<<<<
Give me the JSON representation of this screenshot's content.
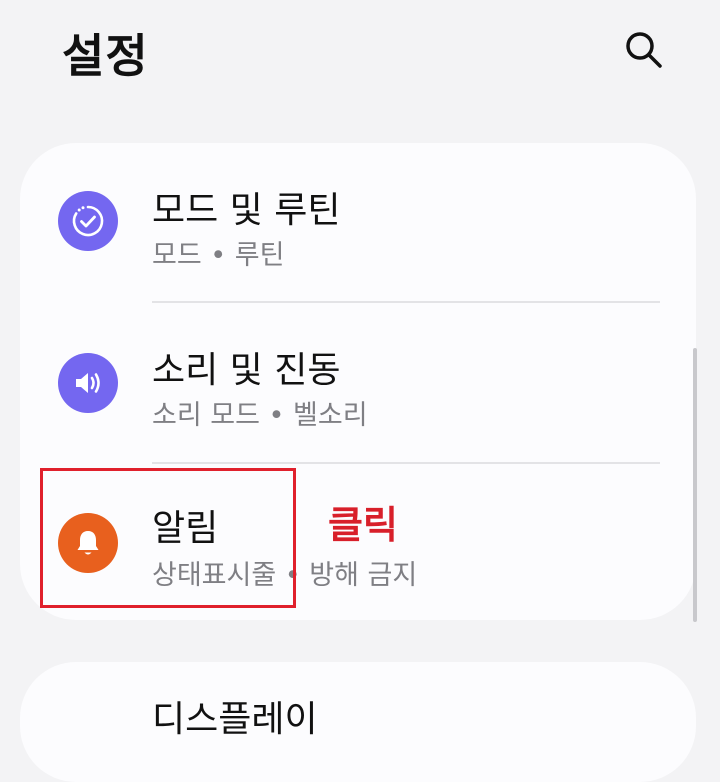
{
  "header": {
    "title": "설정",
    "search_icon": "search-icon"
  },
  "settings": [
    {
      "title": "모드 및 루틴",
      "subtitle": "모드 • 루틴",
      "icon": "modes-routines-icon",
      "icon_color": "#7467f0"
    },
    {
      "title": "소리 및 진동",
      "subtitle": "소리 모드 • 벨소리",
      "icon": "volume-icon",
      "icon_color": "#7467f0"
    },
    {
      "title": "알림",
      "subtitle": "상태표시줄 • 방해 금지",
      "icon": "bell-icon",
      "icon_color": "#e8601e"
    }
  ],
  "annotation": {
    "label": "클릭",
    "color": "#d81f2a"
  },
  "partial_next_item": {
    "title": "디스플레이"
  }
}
>>>>
<<<<
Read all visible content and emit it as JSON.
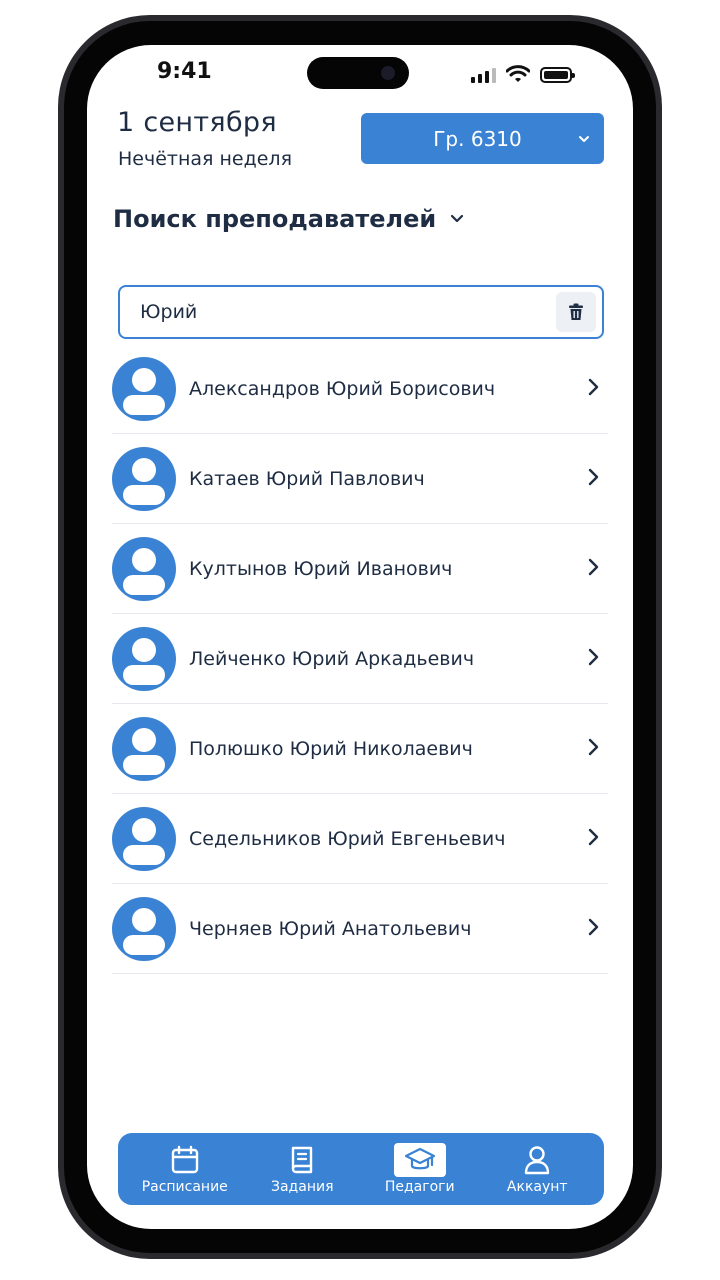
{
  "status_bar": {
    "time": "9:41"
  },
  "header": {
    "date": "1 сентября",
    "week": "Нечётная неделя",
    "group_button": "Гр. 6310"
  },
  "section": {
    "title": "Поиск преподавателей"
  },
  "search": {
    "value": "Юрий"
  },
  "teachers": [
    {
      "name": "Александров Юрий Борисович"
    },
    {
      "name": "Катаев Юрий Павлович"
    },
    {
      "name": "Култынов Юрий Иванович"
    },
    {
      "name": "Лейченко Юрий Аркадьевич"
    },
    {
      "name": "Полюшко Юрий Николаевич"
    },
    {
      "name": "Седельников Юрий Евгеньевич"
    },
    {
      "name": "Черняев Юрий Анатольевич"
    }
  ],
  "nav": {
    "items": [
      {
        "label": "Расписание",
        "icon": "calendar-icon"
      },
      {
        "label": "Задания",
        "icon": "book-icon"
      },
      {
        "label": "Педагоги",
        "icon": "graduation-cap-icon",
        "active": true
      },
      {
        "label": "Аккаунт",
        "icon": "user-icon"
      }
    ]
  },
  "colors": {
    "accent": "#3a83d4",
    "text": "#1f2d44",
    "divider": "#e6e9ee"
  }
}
>>>>
§ **INSTRUCTIONS FOR THE TASK**: Tell how many lines hold the string "name", giving the number and nothing else.

§ **WRITTEN ANSWER**: 7